- Problem to work on -
Go through the listing and pick out each line with the word "true" in it.

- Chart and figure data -
#####

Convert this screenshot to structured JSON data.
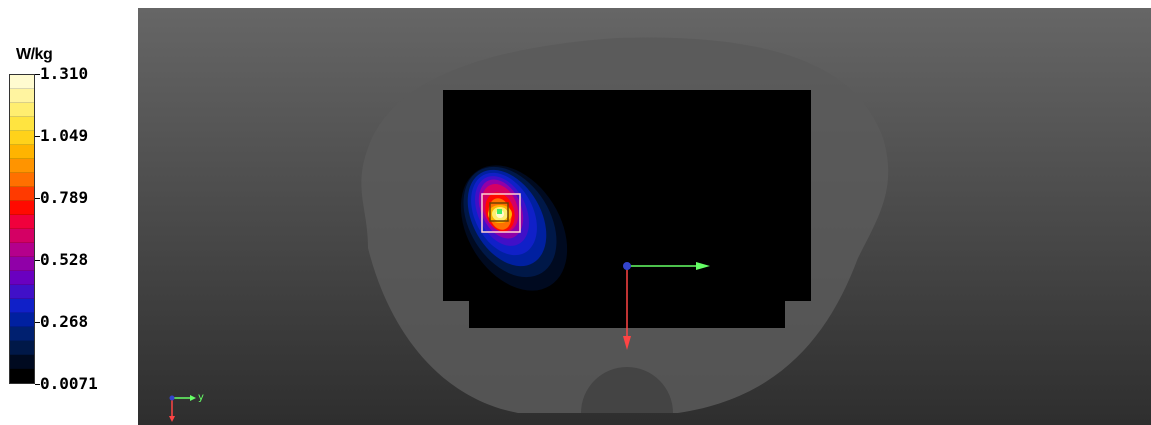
{
  "legend": {
    "unit": "W/kg",
    "ticks": [
      "1.310",
      "1.049",
      "0.789",
      "0.528",
      "0.268",
      "0.0071"
    ],
    "colors": [
      "#fffbd0",
      "#fff4a0",
      "#ffee70",
      "#ffe440",
      "#ffd21a",
      "#ffb400",
      "#ff9400",
      "#ff7000",
      "#ff3a00",
      "#ff0a00",
      "#f0003c",
      "#d40064",
      "#b4008c",
      "#9000a8",
      "#6a00c0",
      "#4010c8",
      "#1020c8",
      "#0020a0",
      "#002070",
      "#001848",
      "#000a20",
      "#000000"
    ]
  },
  "viewport": {
    "axis_label": "y",
    "colors": {
      "background_top": "#666666",
      "background_bottom": "#2e2e2e",
      "phantom_body": "#555555",
      "slice_plane": "#000000",
      "axis_x": "#ff4444",
      "axis_y": "#66ff66",
      "axis_origin": "#3344cc"
    },
    "icons": [
      "axis-gizmo-icon",
      "coordinate-origin-icon"
    ]
  }
}
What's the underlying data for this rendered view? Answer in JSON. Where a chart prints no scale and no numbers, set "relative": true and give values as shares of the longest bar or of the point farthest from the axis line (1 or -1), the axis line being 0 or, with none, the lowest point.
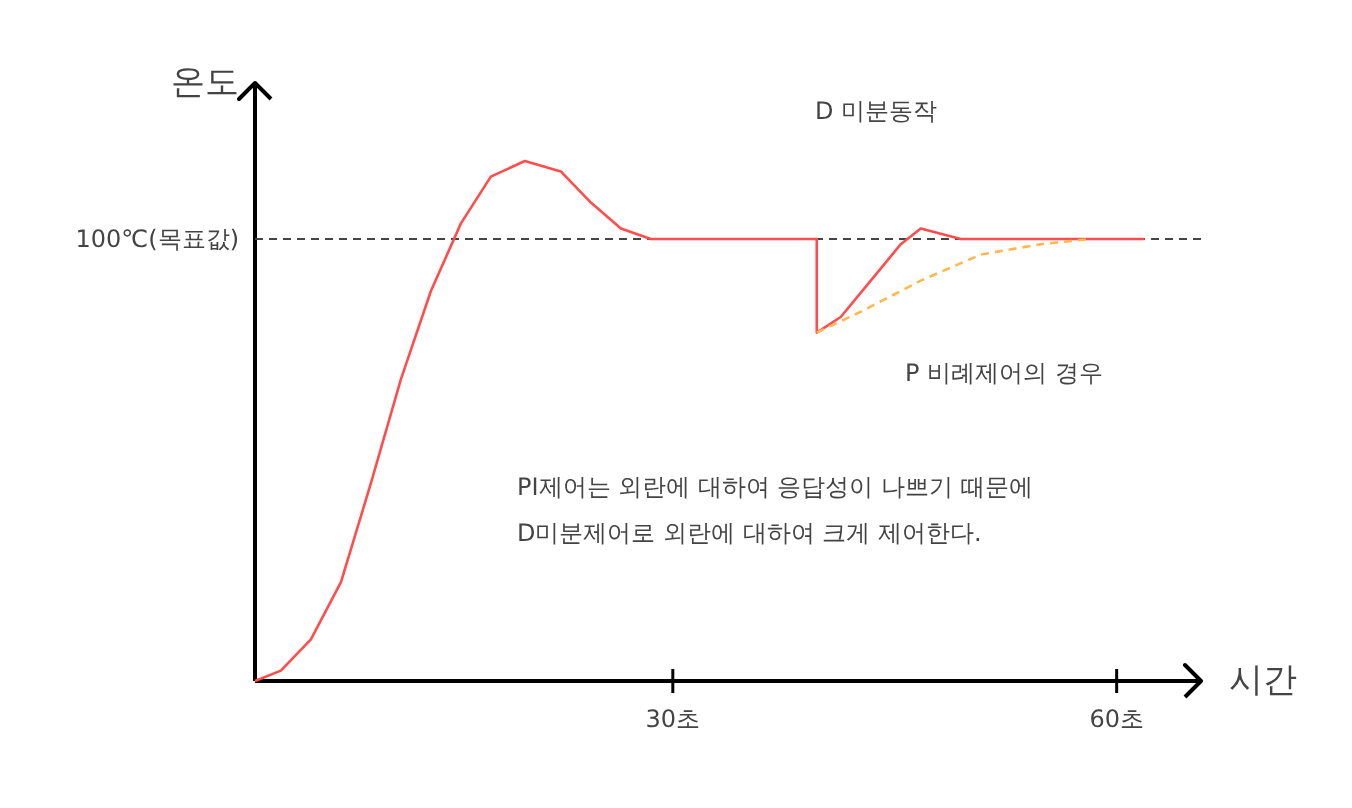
{
  "chart_data": {
    "type": "line",
    "relative": true,
    "xlabel": "시간",
    "ylabel": "온도",
    "xlim": [
      1.76,
      65.7
    ],
    "xticks": [
      {
        "value": 30,
        "label": "30초"
      },
      {
        "value": 60,
        "label": "60초"
      }
    ],
    "series": [
      {
        "color": "#ff4d4d",
        "line_style": "solid",
        "x": [
          1.76,
          3.51,
          5.54,
          7.57,
          9.59,
          11.62,
          13.65,
          15.68,
          17.7,
          20.0,
          22.43,
          24.46,
          26.49,
          28.51,
          39.73,
          39.73,
          41.35,
          43.38,
          45.41,
          46.76,
          48.11,
          49.46,
          61.89
        ],
        "values": [
          0,
          0.02,
          0.08,
          0.19,
          0.38,
          0.58,
          0.75,
          0.88,
          0.97,
          1,
          0.98,
          0.92,
          0.87,
          0.85,
          0.85,
          0.67,
          0.7,
          0.77,
          0.84,
          0.87,
          0.86,
          0.85,
          0.85
        ]
      },
      {
        "color": "#ffb84d",
        "line_style": "dashed",
        "x": [
          39.73,
          42.7,
          46.76,
          50.81,
          54.86,
          58.24
        ],
        "values": [
          0.67,
          0.71,
          0.77,
          0.82,
          0.84,
          0.85
        ]
      }
    ],
    "ref_lines": [
      {
        "axis": "y",
        "value": 0.85,
        "label": "100℃(목표값)",
        "color": "#444444",
        "line_style": "dashed"
      }
    ],
    "annotations": [
      "D 미분동작",
      "P 비례제어의 경우",
      "PI제어는 외란에 대하여 응답성이 나쁘기 때문에",
      "D미분제어로 외란에 대하여 크게 제어한다."
    ],
    "grid": false,
    "marker": "none"
  }
}
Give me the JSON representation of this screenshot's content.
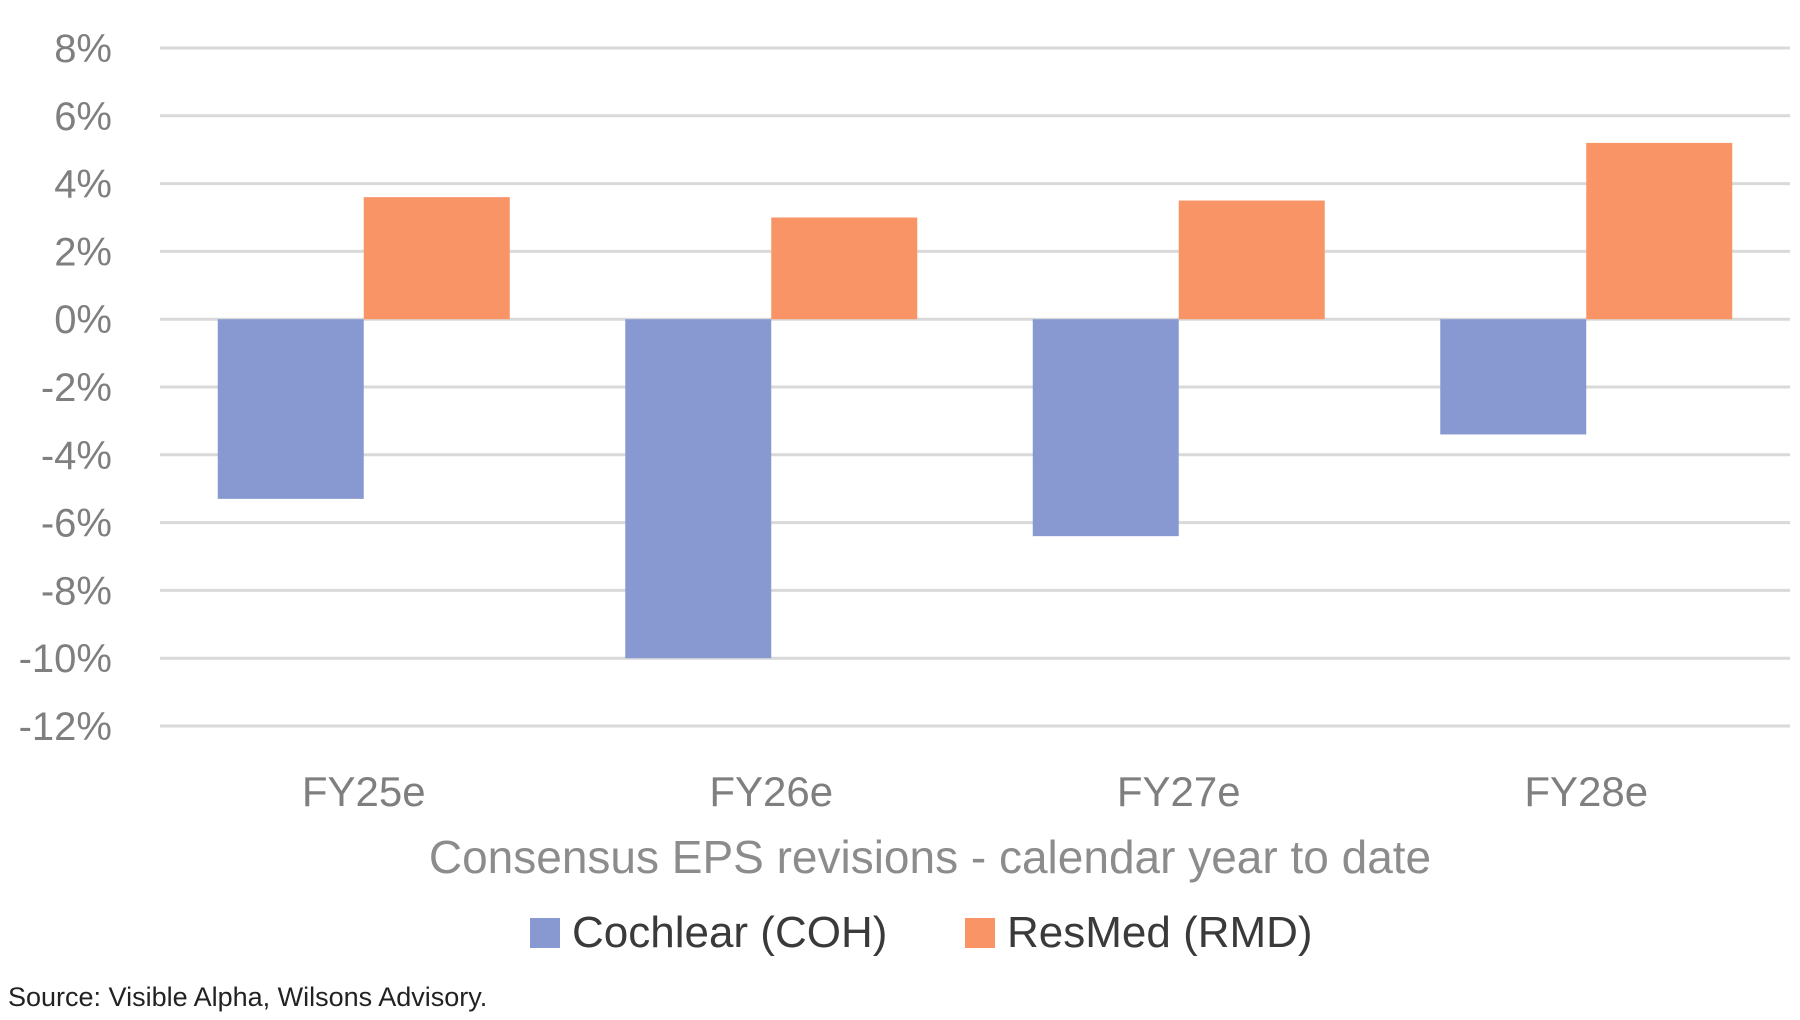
{
  "chart_data": {
    "type": "bar",
    "title": "",
    "xlabel": "Consensus EPS revisions - calendar year to date",
    "ylabel": "",
    "categories": [
      "FY25e",
      "FY26e",
      "FY27e",
      "FY28e"
    ],
    "series": [
      {
        "name": "Cochlear (COH)",
        "color": "#8899d2",
        "values": [
          -5.3,
          -10.0,
          -6.4,
          -3.4
        ]
      },
      {
        "name": "ResMed (RMD)",
        "color": "#f99467",
        "values": [
          3.6,
          3.0,
          3.5,
          5.2
        ]
      }
    ],
    "ylim": [
      -12,
      8
    ],
    "yticks": [
      8,
      6,
      4,
      2,
      0,
      -2,
      -4,
      -6,
      -8,
      -10,
      -12
    ],
    "ytick_labels": [
      "8%",
      "6%",
      "4%",
      "2%",
      "0%",
      "-2%",
      "-4%",
      "-6%",
      "-8%",
      "-10%",
      "-12%"
    ],
    "grid": true,
    "gridline_color": "#d9d9d9",
    "legend_placement": "bottom-center"
  },
  "source_note": "Source: Visible Alpha, Wilsons Advisory."
}
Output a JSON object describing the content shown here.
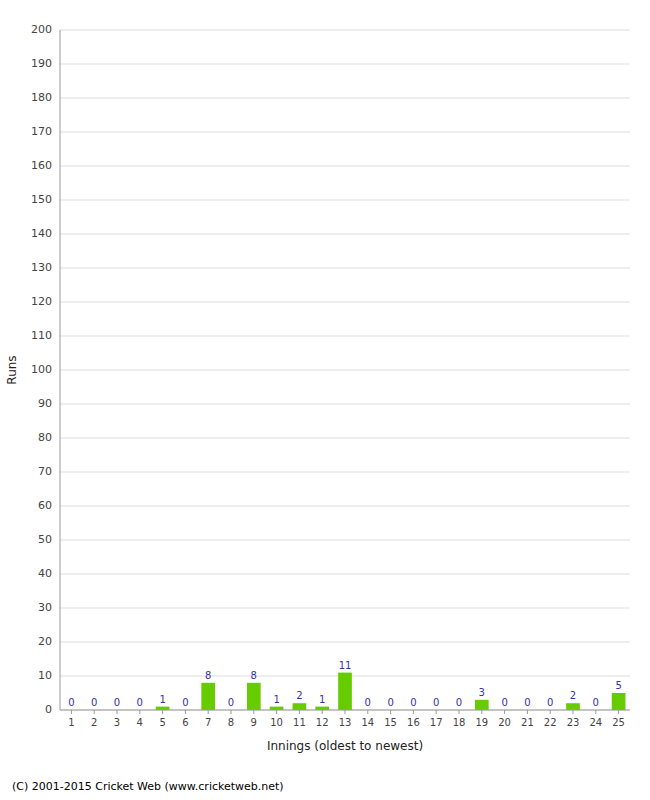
{
  "chart_data": {
    "type": "bar",
    "xlabel": "Innings (oldest to newest)",
    "ylabel": "Runs",
    "categories": [
      1,
      2,
      3,
      4,
      5,
      6,
      7,
      8,
      9,
      10,
      11,
      12,
      13,
      14,
      15,
      16,
      17,
      18,
      19,
      20,
      21,
      22,
      23,
      24,
      25
    ],
    "values": [
      0,
      0,
      0,
      0,
      1,
      0,
      8,
      0,
      8,
      1,
      2,
      1,
      11,
      0,
      0,
      0,
      0,
      0,
      3,
      0,
      0,
      0,
      2,
      0,
      5
    ],
    "color": "#66cc00",
    "ylim": [
      0,
      200
    ],
    "yticks": [
      0,
      10,
      20,
      30,
      40,
      50,
      60,
      70,
      80,
      90,
      100,
      110,
      120,
      130,
      140,
      150,
      160,
      170,
      180,
      190,
      200
    ],
    "grid": true,
    "data_labels": true,
    "annotations": [
      "(C) 2001-2015 Cricket Web (www.cricketweb.net)"
    ]
  }
}
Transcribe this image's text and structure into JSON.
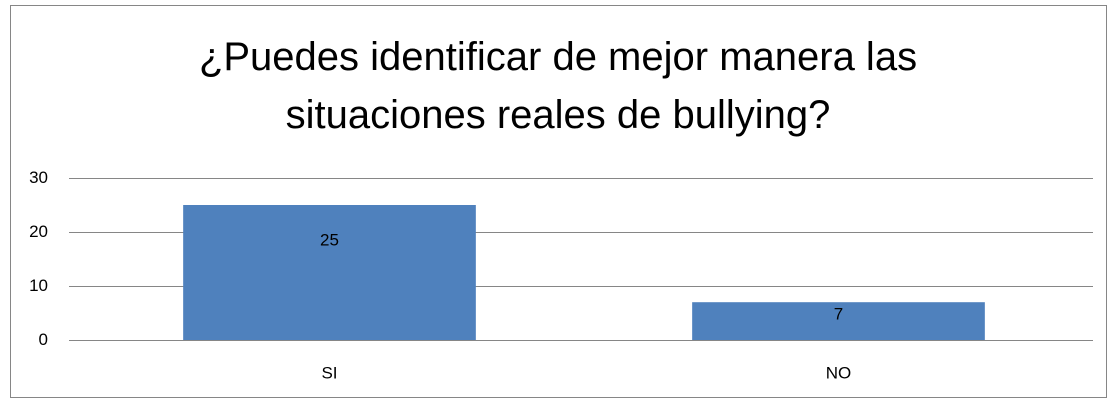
{
  "chart_data": {
    "type": "bar",
    "title": "¿Puedes identificar de mejor manera las situaciones reales de bullying?",
    "categories": [
      "SI",
      "NO"
    ],
    "values": [
      25,
      7
    ],
    "color": "#4f81bd",
    "ylim": [
      0,
      30
    ],
    "yticks": [
      0,
      10,
      20,
      30
    ],
    "grid": true
  }
}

#####

- Solution to this exercise -
What's the underlying data for this rendered view? Answer in JSON. Where a chart prints no scale and no numbers, set "relative": true and give values as shares of the longest bar or of the point farthest from the axis line (1 or -1), the axis line being 0 or, with none, the lowest point.
    "relative": true,
    "grid": true,
    "grid": true,
    "data_labels": true,
    "grid": true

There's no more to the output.